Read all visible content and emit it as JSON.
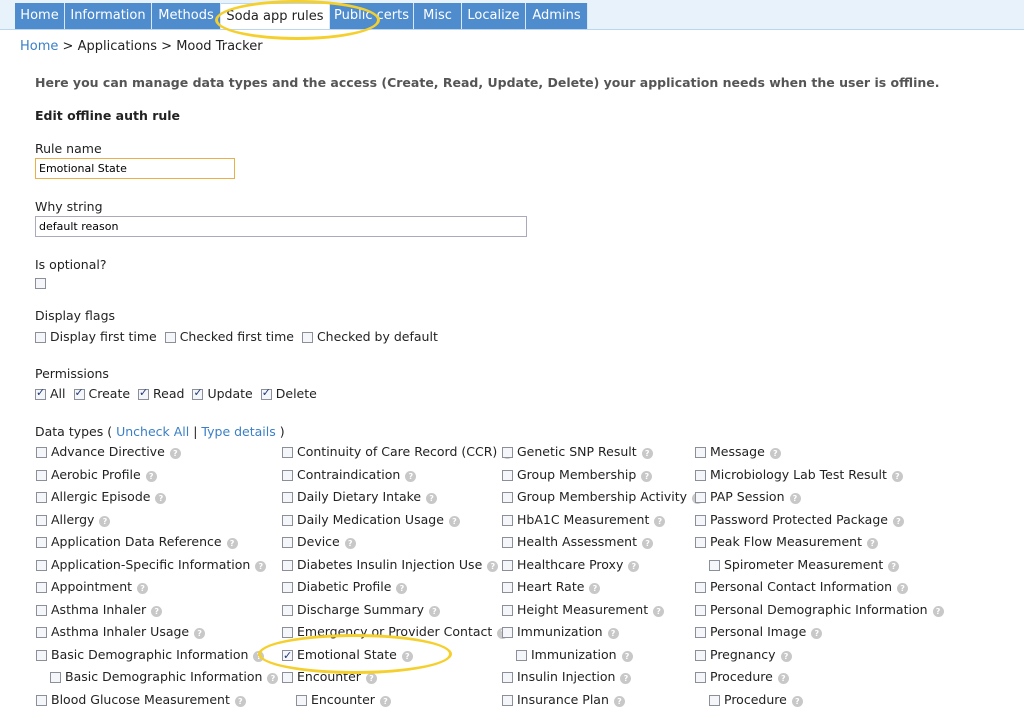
{
  "nav": {
    "tabs": [
      "Home",
      "Information",
      "Methods",
      "Soda app rules",
      "Public certs",
      "Misc",
      "Localize",
      "Admins"
    ],
    "active": "Soda app rules"
  },
  "breadcrumb": {
    "home": "Home",
    "sep": ">",
    "applications": "Applications",
    "current": "Mood Tracker"
  },
  "intro": "Here you can manage data types and the access (Create, Read, Update, Delete) your application needs when the user is offline.",
  "section_title": "Edit offline auth rule",
  "form": {
    "rule_name_label": "Rule name",
    "rule_name_value": "Emotional State",
    "why_label": "Why string",
    "why_value": "default reason",
    "optional_label": "Is optional?",
    "display_flags_label": "Display flags",
    "display_flags": [
      {
        "label": "Display first time",
        "checked": false
      },
      {
        "label": "Checked first time",
        "checked": false
      },
      {
        "label": "Checked by default",
        "checked": false
      }
    ],
    "permissions_label": "Permissions",
    "permissions": [
      {
        "label": "All",
        "checked": true
      },
      {
        "label": "Create",
        "checked": true
      },
      {
        "label": "Read",
        "checked": true
      },
      {
        "label": "Update",
        "checked": true
      },
      {
        "label": "Delete",
        "checked": true
      }
    ]
  },
  "data_types": {
    "label": "Data types (",
    "uncheck_all": "Uncheck All",
    "pipe": "|",
    "type_details": "Type details",
    "close": ")",
    "columns": [
      [
        {
          "label": "Advance Directive"
        },
        {
          "label": "Aerobic Profile"
        },
        {
          "label": "Allergic Episode"
        },
        {
          "label": "Allergy"
        },
        {
          "label": "Application Data Reference"
        },
        {
          "label": "Application-Specific Information"
        },
        {
          "label": "Appointment"
        },
        {
          "label": "Asthma Inhaler"
        },
        {
          "label": "Asthma Inhaler Usage"
        },
        {
          "label": "Basic Demographic Information"
        },
        {
          "label": "Basic Demographic Information",
          "indent": true
        },
        {
          "label": "Blood Glucose Measurement"
        }
      ],
      [
        {
          "label": "Continuity of Care Record (CCR)"
        },
        {
          "label": "Contraindication"
        },
        {
          "label": "Daily Dietary Intake"
        },
        {
          "label": "Daily Medication Usage"
        },
        {
          "label": "Device"
        },
        {
          "label": "Diabetes Insulin Injection Use"
        },
        {
          "label": "Diabetic Profile"
        },
        {
          "label": "Discharge Summary"
        },
        {
          "label": "Emergency or Provider Contact"
        },
        {
          "label": "Emotional State",
          "checked": true
        },
        {
          "label": "Encounter"
        },
        {
          "label": "Encounter",
          "indent": true
        }
      ],
      [
        {
          "label": "Genetic SNP Result"
        },
        {
          "label": "Group Membership"
        },
        {
          "label": "Group Membership Activity"
        },
        {
          "label": "HbA1C Measurement"
        },
        {
          "label": "Health Assessment"
        },
        {
          "label": "Healthcare Proxy"
        },
        {
          "label": "Heart Rate"
        },
        {
          "label": "Height Measurement"
        },
        {
          "label": "Immunization"
        },
        {
          "label": "Immunization",
          "indent": true
        },
        {
          "label": "Insulin Injection"
        },
        {
          "label": "Insurance Plan"
        }
      ],
      [
        {
          "label": "Message"
        },
        {
          "label": "Microbiology Lab Test Result"
        },
        {
          "label": "PAP Session"
        },
        {
          "label": "Password Protected Package"
        },
        {
          "label": "Peak Flow Measurement"
        },
        {
          "label": "Spirometer Measurement",
          "indent": true
        },
        {
          "label": "Personal Contact Information"
        },
        {
          "label": "Personal Demographic Information"
        },
        {
          "label": "Personal Image"
        },
        {
          "label": "Pregnancy"
        },
        {
          "label": "Procedure"
        },
        {
          "label": "Procedure",
          "indent": true
        }
      ]
    ]
  },
  "colors": {
    "tab": "#4e8cce",
    "link": "#3a7fc6",
    "highlight": "#f5cf2b"
  }
}
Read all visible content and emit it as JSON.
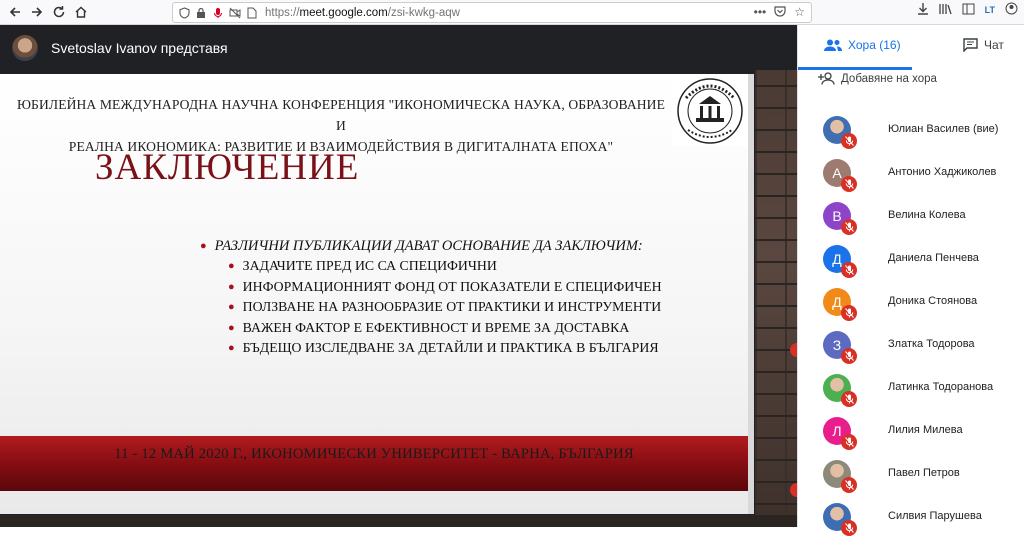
{
  "browser": {
    "url_prefix": "https://",
    "url_host": "meet.google.com",
    "url_path": "/zsi-kwkg-aqw",
    "icons": [
      "back-icon",
      "forward-icon",
      "reload-icon",
      "home-icon",
      "shield-icon",
      "lock-icon",
      "mic-icon",
      "camera-off-icon",
      "page-icon",
      "more-icon",
      "pocket-icon",
      "bookmark-star-icon",
      "download-icon",
      "library-icon",
      "sidebar-icon",
      "extension-icon",
      "account-icon"
    ],
    "extension_label": "LT"
  },
  "meet": {
    "presenter_label": "Svetoslav Ivanov представя"
  },
  "slide": {
    "heading_line1": "ЮБИЛЕЙНА МЕЖДУНАРОДНА НАУЧНА КОНФЕРЕНЦИЯ \"ИКОНОМИЧЕСКА НАУКА, ОБРАЗОВАНИЕ И",
    "heading_line2": "РЕАЛНА ИКОНОМИКА: РАЗВИТИЕ И ВЗАИМОДЕЙСТВИЯ  В ДИГИТАЛНАТА ЕПОХА\"",
    "title": "ЗАКЛЮЧЕНИЕ",
    "bullet_main": "РАЗЛИЧНИ ПУБЛИКАЦИИ ДАВАТ ОСНОВАНИЕ ДА ЗАКЛЮЧИМ:",
    "sub_bullets": [
      "ЗАДАЧИТЕ ПРЕД ИС СА СПЕЦИФИЧНИ",
      "ИНФОРМАЦИОННИЯТ ФОНД ОТ ПОКАЗАТЕЛИ Е СПЕЦИФИЧЕН",
      "ПОЛЗВАНЕ НА РАЗНООБРАЗИЕ ОТ ПРАКТИКИ И ИНСТРУМЕНТИ",
      "ВАЖЕН ФАКТОР Е ЕФЕКТИВНОСТ И ВРЕМЕ ЗА ДОСТАВКА",
      "БЪДЕЩО ИЗСЛЕДВАНЕ ЗА ДЕТАЙЛИ И ПРАКТИКА В БЪЛГАРИЯ"
    ],
    "footer": "11 - 12 МАЙ 2020 Г., ИКОНОМИЧЕСКИ УНИВЕРСИТЕТ - ВАРНА, БЪЛГАРИЯ",
    "accent_color": "#7a1018"
  },
  "panel": {
    "people_tab": "Хора (16)",
    "chat_tab": "Чат",
    "add_people": "Добавяне на хора",
    "accent_color": "#1a73e8",
    "people": [
      {
        "name": "Юлиан Василев (вие)",
        "initial": "",
        "color": "#3f6fb0",
        "photo": true,
        "muted": true
      },
      {
        "name": "Антонио Хаджиколев",
        "initial": "А",
        "color": "#9e7b6f",
        "photo": false,
        "muted": true
      },
      {
        "name": "Велина Колева",
        "initial": "В",
        "color": "#8e44c9",
        "photo": false,
        "muted": true
      },
      {
        "name": "Даниела Пенчева",
        "initial": "Д",
        "color": "#1a73e8",
        "photo": false,
        "muted": true
      },
      {
        "name": "Доника Стоянова",
        "initial": "Д",
        "color": "#f08b1a",
        "photo": false,
        "muted": true
      },
      {
        "name": "Златка Тодорова",
        "initial": "З",
        "color": "#5c6bc0",
        "photo": false,
        "muted": true
      },
      {
        "name": "Латинка Тодоранова",
        "initial": "",
        "color": "#4caf50",
        "photo": true,
        "muted": true
      },
      {
        "name": "Лилия Милева",
        "initial": "Л",
        "color": "#e91e8c",
        "photo": false,
        "muted": true
      },
      {
        "name": "Павел Петров",
        "initial": "",
        "color": "#8d8a7a",
        "photo": true,
        "muted": true
      },
      {
        "name": "Силвия Парушева",
        "initial": "",
        "color": "#3d6db3",
        "photo": true,
        "muted": true
      }
    ]
  }
}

####################

Requirements |
Find and copy every line in the entries above where the string "Result" occurs.

Full output |
          "label": "Genetic SNP Result"
          "label": "Microbiology Lab Test Result"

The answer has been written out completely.